EXTRACT TO READ:

----------

Key U.S. witness admits lies, crimes during fraud trial of Lance Wilson.

WASHINGTON -- The U.S. government's key witness in its fraud and conspiracy trial against former PaineWebber Inc. Vice President Lance Wilson admitted repeatedly yesterday to committing crimes and perjuring himself before Congress, the Internal Revenue Service, the courts, and even the independent prosecutors.

In cross-examination on the witness stand, Wilson's attorney succeeded in getting former Housing and Urban Development Department Deputy Secretary DuBois Gilliam to admit dozens of illegal acts and lies, including some that were unknown to the prosecutors. The attorney's intent was to discredit the testimony, which represents the core of the government's case, presented by Gilliam last week.

To convict Wilson and two codefendants of charges involving an alleged conspiracy to defraud the government of grants, the 15-member jury must conclude that Gilliam and other witnesses have demonstrated the defendants' guilt beyond a reasonable doubt.

Gilliam is testifying before the U.S. District Court here under an immunity agreement that protects him from being prosecuted for anything he admits on the stand. Gilliam was incarcerated for 13 months during 1989 and 1990 for accepting bribes in a case involving a development project the department sponsored in the Virgin Islands.

----------

Entries from a data source
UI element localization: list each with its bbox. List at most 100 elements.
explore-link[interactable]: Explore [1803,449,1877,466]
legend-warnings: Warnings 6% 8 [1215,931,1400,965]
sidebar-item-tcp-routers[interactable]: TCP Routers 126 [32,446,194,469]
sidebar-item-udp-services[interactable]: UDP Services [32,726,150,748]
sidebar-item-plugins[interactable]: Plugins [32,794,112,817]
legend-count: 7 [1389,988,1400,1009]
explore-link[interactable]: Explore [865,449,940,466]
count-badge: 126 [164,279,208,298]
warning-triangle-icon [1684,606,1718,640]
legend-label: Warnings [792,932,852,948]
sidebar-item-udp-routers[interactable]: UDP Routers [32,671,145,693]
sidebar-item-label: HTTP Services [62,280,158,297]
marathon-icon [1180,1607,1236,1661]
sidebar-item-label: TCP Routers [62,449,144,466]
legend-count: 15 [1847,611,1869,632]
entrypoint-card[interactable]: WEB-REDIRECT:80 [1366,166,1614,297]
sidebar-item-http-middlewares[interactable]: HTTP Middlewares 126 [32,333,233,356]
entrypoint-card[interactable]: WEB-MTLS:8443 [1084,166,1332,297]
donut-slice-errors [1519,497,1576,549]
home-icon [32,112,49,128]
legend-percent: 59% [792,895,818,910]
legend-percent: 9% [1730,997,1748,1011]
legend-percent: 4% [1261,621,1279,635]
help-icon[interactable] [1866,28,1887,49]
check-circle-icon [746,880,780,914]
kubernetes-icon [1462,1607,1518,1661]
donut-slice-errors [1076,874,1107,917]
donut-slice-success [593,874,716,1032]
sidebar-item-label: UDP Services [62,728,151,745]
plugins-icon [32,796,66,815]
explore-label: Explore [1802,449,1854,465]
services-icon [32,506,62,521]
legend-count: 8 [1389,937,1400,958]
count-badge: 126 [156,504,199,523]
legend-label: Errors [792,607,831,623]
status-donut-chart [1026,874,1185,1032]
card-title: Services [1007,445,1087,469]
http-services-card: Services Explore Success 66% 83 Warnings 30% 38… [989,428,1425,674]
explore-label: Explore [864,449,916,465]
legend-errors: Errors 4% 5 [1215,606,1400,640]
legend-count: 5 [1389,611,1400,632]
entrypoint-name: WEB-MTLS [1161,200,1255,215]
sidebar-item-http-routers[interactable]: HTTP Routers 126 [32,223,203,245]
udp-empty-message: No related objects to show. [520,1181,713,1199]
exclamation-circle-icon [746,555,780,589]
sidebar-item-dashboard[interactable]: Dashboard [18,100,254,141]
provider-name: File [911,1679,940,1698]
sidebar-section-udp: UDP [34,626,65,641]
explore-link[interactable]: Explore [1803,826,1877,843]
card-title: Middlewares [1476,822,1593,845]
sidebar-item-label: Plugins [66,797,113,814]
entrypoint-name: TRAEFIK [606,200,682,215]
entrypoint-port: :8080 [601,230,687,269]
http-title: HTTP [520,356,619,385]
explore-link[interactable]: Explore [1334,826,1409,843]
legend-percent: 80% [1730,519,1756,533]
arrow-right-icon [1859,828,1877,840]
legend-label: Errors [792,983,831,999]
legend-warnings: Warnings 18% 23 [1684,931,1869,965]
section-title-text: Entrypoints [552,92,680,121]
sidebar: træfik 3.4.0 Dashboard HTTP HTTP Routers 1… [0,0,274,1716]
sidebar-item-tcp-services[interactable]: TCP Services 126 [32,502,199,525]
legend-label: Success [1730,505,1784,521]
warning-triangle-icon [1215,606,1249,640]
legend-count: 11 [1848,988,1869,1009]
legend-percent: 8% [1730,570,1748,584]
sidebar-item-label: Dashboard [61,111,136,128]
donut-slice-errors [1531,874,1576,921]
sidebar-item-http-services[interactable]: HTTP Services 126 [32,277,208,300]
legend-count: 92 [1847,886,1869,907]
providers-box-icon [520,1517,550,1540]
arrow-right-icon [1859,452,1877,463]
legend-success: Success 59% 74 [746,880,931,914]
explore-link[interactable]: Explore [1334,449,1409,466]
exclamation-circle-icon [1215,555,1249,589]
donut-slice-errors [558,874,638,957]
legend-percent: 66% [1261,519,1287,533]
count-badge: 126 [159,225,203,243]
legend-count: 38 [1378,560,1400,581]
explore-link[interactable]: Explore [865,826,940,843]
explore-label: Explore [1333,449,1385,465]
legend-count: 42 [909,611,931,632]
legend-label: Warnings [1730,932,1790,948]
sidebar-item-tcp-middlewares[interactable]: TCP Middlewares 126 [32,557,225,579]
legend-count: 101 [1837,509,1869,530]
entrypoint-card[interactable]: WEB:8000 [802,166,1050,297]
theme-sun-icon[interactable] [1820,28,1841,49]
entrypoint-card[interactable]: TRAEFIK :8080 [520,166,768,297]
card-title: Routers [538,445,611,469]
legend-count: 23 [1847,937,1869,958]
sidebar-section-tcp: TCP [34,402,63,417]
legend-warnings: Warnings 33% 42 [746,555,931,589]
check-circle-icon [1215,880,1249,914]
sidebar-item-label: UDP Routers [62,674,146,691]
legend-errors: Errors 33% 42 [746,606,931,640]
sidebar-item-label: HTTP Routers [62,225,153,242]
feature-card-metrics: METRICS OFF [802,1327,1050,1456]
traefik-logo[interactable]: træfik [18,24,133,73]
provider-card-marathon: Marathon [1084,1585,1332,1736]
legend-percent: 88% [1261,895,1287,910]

----------

REQUIRED TASKS:
1. According to the news report on the Lance Wilson fraud trial, how long was Gilliam incarcerated, and for what offense?
2. Extend the news report on the Lance Wilson fraud trial, picking up after its last sentence.

ANSWERS TO THIS EXERCISE:
1. He was incarcerated for 13 months during 1989 and 1990 for accepting bribes.

2.
In that case as well as in the present one, Gilliam testified that he solicited the alleged bribes and otherwise orchestrated the alleged conspiracies. He said he arranged the approval of Urban Development Action Grants for housing projects partly owned by Wilson and codefendant Leonard Briscoe, a developer, in exchange for receiving more than $100,000 in kickbacks from Briscoe.

Wilson's alleged role in the conspiracy, according to Gilliam, was to enable the projects to be considered for grants by writing financial commitment letters pledging PaineWebber to underwrite the project's bonds. HUD rules require developers to supplement their grants with private financing.

Gilliam's testimony in the fifth week of the trial did not implicate Wilson directly in any bribe, the most serious offense being charged by the government. But he did testify that Wilson provided a gratuity, which the government is calling illegal, when he paid for an overnight theater trip to New York for Gilliam and his wife.

Wilson's attorney, Theodore Wells of the New Jersey firm of Lowenstein, Sandler, Kohl, Fisher & Boyle, hammered away yesterday at Gilliam's credibility, demonstrating that the star witness had even lied previously before federal district court juries.

In a civil case tried in 1990, Gilliam said he attempted to implicate an innocent man who worked for the Small Business Administration, also named Wilson, by wrongly testifying that the man had solicited bribes.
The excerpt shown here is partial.